_EXERCISE AIM_
Reproduce every entry below precisely; do not include the pictures.
## START
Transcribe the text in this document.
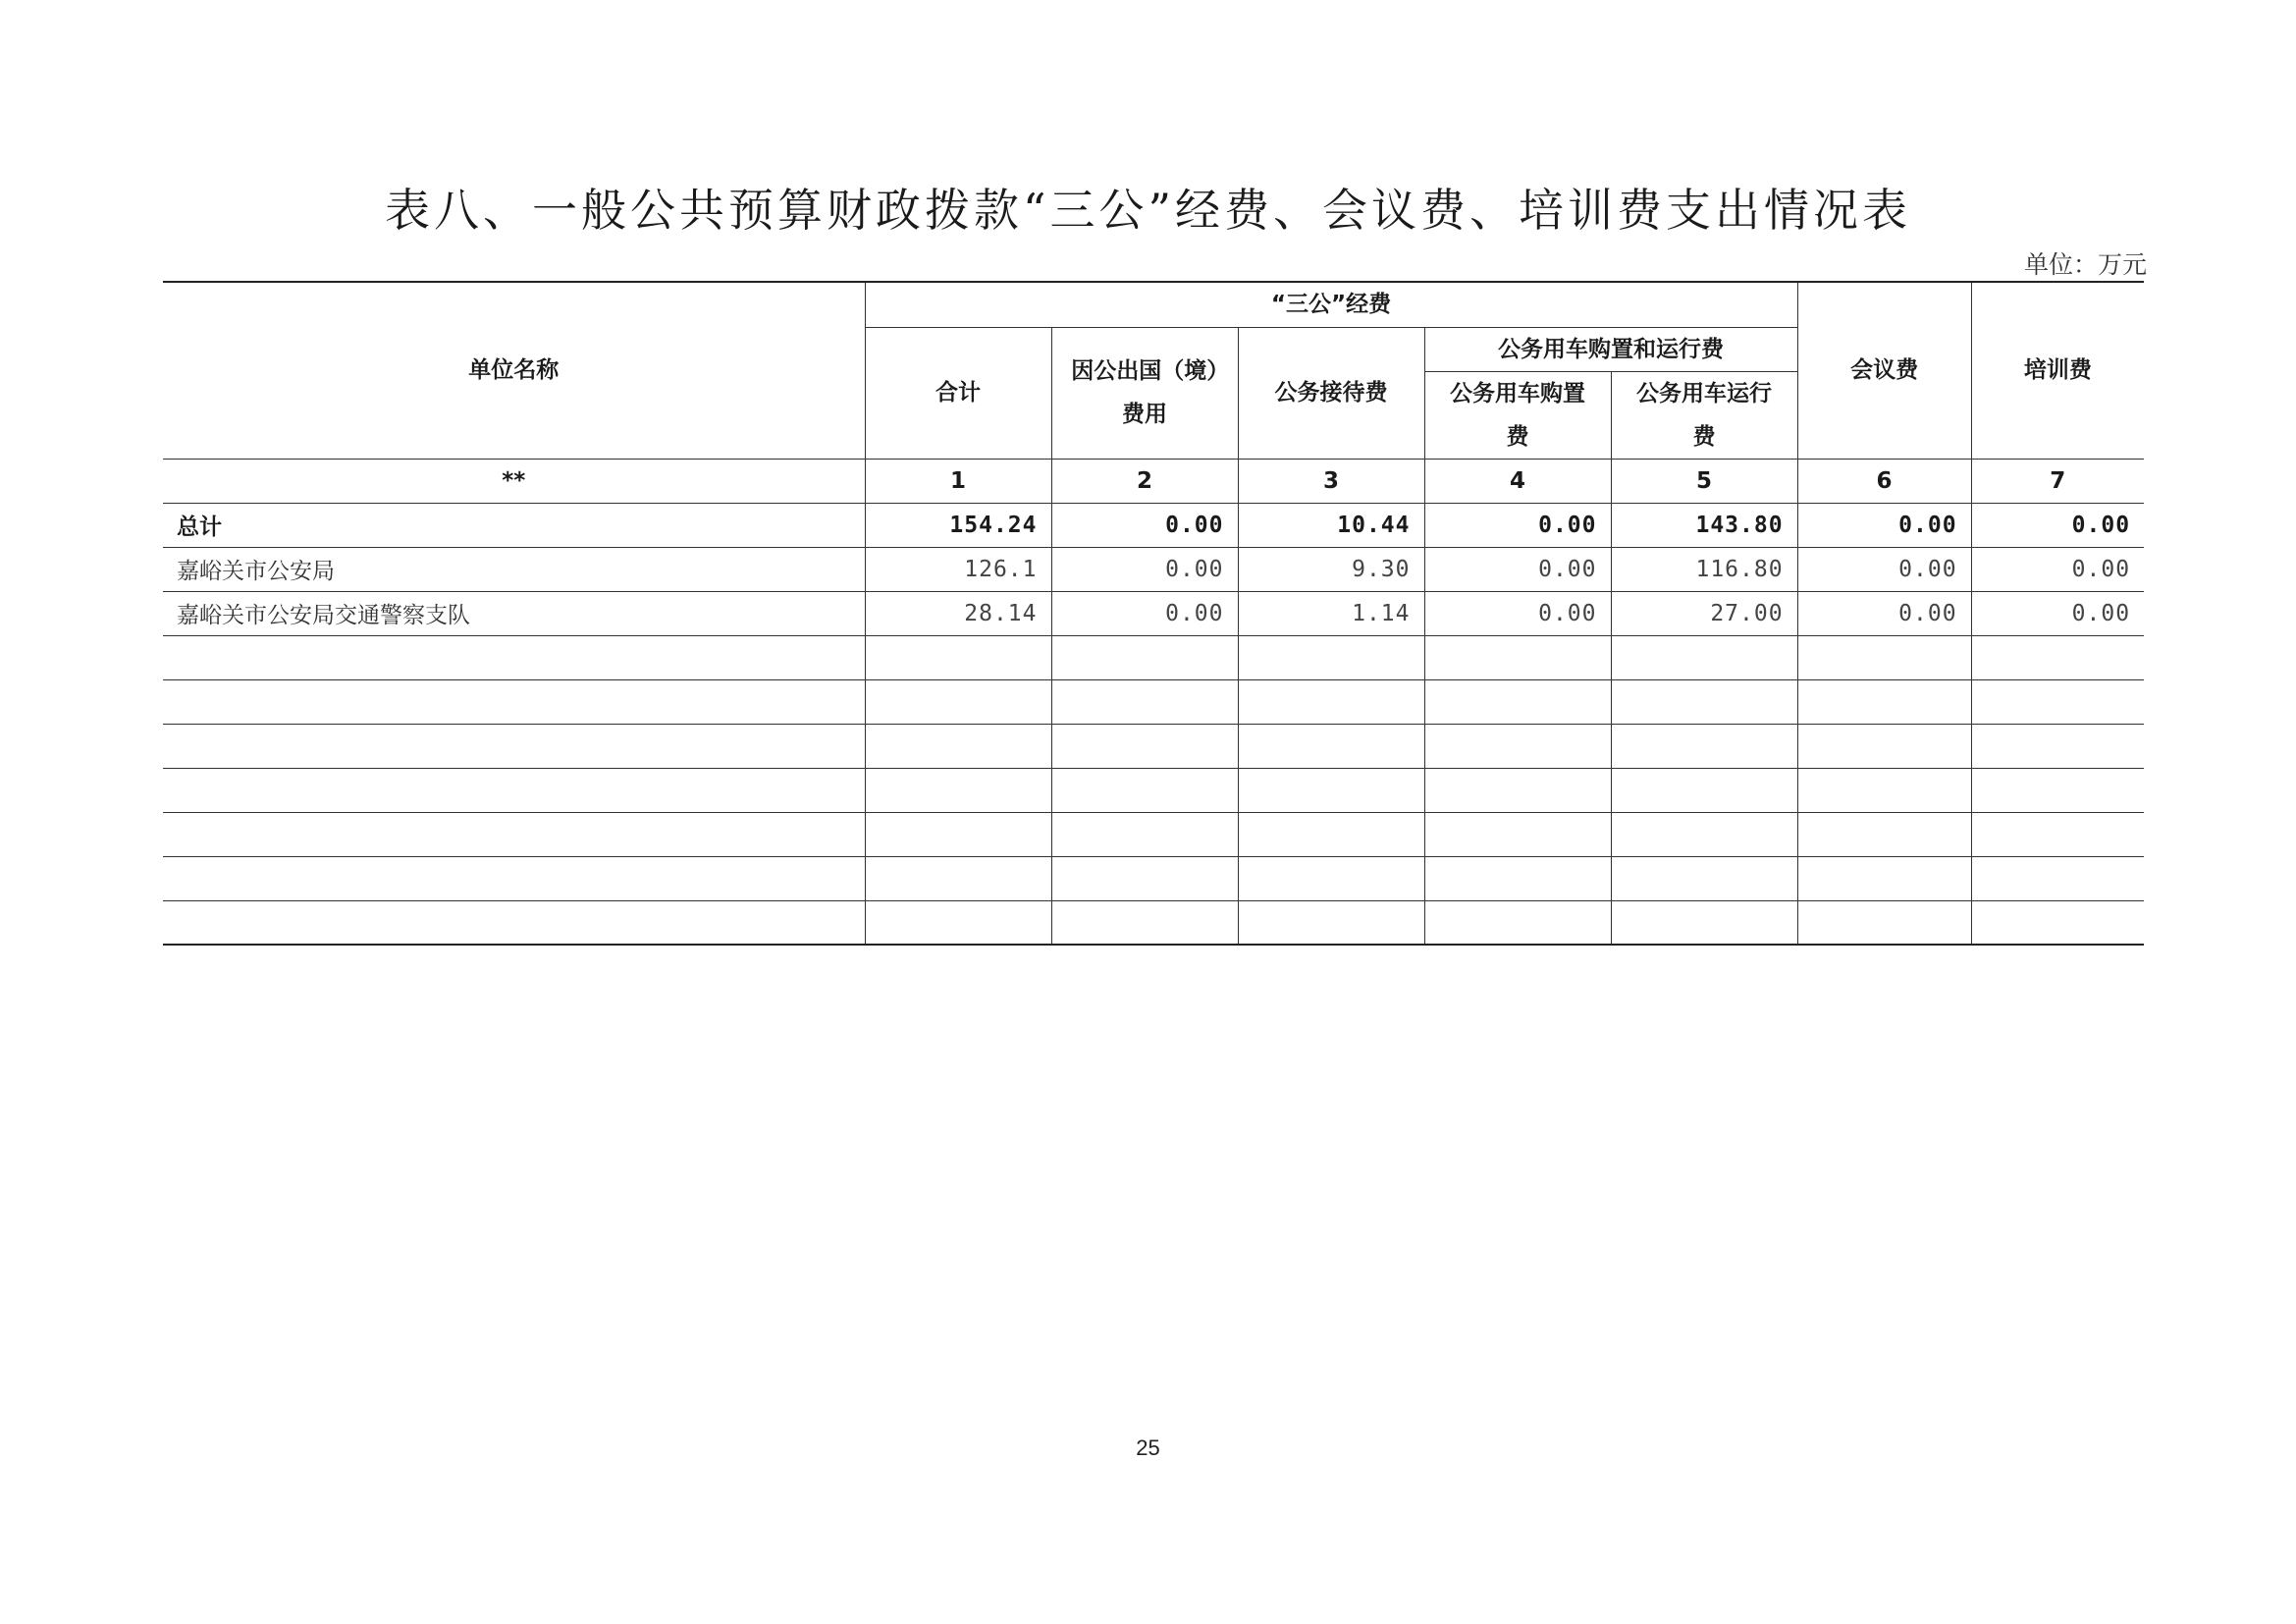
表八、一般公共预算财政拨款“三公”经费、会议费、培训费支出情况表
单位：万元
单位名称	“三公”经费					会议费	培训费
	合计	因公出国（境）费用	公务接待费	公务用车购置和运行费			
				公务用车购置费	公务用车运行费		
**	1	2	3	4	5	6	7
总计	154.24	0.00	10.44	0.00	143.80	0.00	0.00
嘉峪关市公安局	126.1	0.00	9.30	0.00	116.80	0.00	0.00
嘉峪关市公安局交通警察支队	28.14	0.00	1.14	0.00	27.00	0.00	0.00

25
## END
_COMPLETED TASK_
Transcribe the text in this document.
表八、一般公共预算财政拨款“三公”经费、会议费、培训费支出情况表
单位：万元
单位名称	“三公”经费					会议费	培训费
	合计	因公出国（境）费用	公务接待费	公务用车购置和运行费			
				公务用车购置费	公务用车运行费		
**	1	2	3	4	5	6	7
总计	154.24	0.00	10.44	0.00	143.80	0.00	0.00
嘉峪关市公安局	126.1	0.00	9.30	0.00	116.80	0.00	0.00
嘉峪关市公安局交通警察支队	28.14	0.00	1.14	0.00	27.00	0.00	0.00

25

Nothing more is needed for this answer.